— START Dataset content —

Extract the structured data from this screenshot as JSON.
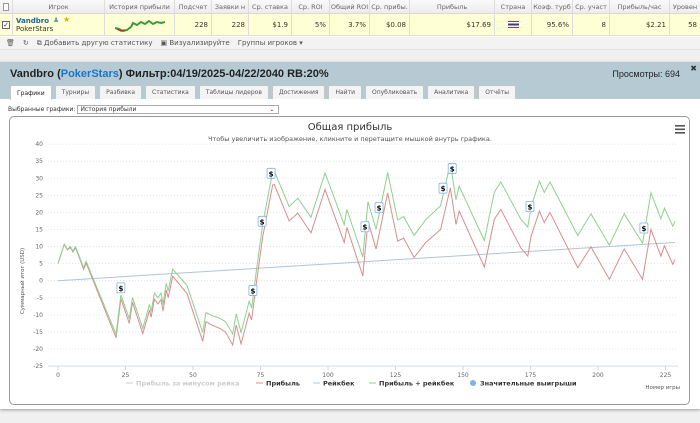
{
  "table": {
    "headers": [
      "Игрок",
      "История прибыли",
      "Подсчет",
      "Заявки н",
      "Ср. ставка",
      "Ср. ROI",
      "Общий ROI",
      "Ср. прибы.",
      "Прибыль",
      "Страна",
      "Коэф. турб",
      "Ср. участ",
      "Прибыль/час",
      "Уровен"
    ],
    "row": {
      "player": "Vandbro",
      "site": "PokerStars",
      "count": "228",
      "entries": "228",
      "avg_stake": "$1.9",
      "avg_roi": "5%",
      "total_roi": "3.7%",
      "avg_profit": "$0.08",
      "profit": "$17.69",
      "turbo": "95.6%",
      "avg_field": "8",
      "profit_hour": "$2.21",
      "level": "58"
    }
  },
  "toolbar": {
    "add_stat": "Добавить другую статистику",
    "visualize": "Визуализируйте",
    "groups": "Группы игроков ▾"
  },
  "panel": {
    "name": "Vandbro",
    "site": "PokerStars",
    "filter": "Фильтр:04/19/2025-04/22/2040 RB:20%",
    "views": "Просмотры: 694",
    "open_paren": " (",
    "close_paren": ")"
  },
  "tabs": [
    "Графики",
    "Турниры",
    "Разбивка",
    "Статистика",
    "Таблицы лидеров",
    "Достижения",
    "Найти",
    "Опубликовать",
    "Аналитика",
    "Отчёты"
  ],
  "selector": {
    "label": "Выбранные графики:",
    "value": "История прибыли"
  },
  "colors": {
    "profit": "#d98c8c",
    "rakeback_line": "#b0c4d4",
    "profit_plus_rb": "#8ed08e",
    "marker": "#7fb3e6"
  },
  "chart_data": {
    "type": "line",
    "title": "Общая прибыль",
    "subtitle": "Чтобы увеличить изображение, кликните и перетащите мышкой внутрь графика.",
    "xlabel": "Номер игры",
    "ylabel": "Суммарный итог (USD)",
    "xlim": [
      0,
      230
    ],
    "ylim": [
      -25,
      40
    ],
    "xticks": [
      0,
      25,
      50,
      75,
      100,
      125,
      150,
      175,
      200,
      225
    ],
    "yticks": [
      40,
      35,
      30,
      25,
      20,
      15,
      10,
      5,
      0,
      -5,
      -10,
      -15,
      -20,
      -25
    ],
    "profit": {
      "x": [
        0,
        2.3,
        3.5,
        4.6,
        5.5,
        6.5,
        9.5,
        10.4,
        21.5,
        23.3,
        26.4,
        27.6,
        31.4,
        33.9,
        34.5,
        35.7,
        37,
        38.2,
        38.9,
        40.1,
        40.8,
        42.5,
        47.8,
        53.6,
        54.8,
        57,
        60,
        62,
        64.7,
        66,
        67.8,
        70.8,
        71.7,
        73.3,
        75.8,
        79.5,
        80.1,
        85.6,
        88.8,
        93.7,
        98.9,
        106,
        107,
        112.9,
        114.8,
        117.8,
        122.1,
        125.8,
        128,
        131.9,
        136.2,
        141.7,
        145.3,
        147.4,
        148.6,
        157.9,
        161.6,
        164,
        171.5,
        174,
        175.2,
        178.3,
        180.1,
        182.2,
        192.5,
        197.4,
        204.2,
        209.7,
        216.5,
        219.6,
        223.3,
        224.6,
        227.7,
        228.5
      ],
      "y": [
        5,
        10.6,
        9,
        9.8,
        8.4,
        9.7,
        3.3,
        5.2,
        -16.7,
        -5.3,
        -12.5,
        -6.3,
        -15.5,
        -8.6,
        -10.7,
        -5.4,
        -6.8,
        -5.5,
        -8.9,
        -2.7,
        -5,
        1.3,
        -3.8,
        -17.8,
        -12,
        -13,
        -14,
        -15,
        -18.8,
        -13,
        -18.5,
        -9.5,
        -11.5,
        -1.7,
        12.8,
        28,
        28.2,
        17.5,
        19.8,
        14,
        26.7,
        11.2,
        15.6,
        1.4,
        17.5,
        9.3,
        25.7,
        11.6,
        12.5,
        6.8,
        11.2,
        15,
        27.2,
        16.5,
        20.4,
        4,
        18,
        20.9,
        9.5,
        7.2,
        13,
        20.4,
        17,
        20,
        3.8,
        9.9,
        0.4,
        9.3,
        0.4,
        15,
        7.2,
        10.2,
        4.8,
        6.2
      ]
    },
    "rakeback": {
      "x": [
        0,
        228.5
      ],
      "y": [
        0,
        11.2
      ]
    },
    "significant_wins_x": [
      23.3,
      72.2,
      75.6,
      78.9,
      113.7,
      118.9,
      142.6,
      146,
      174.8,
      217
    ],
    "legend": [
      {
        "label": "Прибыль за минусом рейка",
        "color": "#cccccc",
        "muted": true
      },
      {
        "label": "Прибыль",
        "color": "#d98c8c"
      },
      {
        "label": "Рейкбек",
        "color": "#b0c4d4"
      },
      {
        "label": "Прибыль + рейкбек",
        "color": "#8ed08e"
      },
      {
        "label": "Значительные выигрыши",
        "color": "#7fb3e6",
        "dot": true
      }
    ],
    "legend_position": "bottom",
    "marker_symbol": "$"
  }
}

— END Dataset content —

## What you should do
Your answer should be a single number: the count of lines in the material above that contain "История".

## Exercise solution
2